[Data records]
◇ ◇ ◇ ◇ ◇ ◇ ◇

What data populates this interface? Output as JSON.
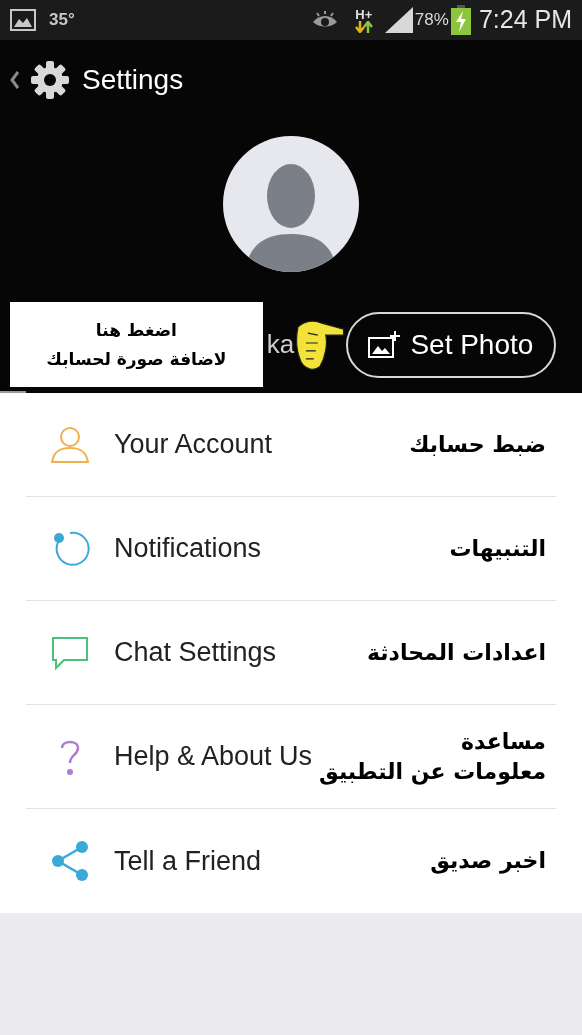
{
  "status_bar": {
    "temperature": "35°",
    "network": "H+",
    "battery": "78%",
    "time": "7:24 PM"
  },
  "action_bar": {
    "title": "Settings"
  },
  "profile": {
    "name": "ka",
    "button": "Set Photo"
  },
  "callout": {
    "lines": [
      "اضغط هنا",
      "لاضافة صورة  لحسابك"
    ]
  },
  "menu": [
    {
      "kind": "account",
      "label": "Your Account",
      "note": [
        "ضبط حسابك"
      ]
    },
    {
      "kind": "notifications",
      "label": "Notifications",
      "note": [
        "التنبيهات"
      ]
    },
    {
      "kind": "chat",
      "label": "Chat Settings",
      "note": [
        "اعدادات المحادثة"
      ]
    },
    {
      "kind": "help",
      "label": "Help & About Us",
      "note": [
        "مساعدة",
        "معلومات عن التطبيق"
      ]
    },
    {
      "kind": "share",
      "label": "Tell a Friend",
      "note": [
        "اخبر صديق"
      ]
    }
  ]
}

◇ ◇ ◇ ◇ ◇ ◇ ◇

* AIM OF THE TASK *
Every line holding "Settings" should be copied out.

* COMPLETE OUTPUT *
    "title": "Settings"
      "label": "Chat Settings",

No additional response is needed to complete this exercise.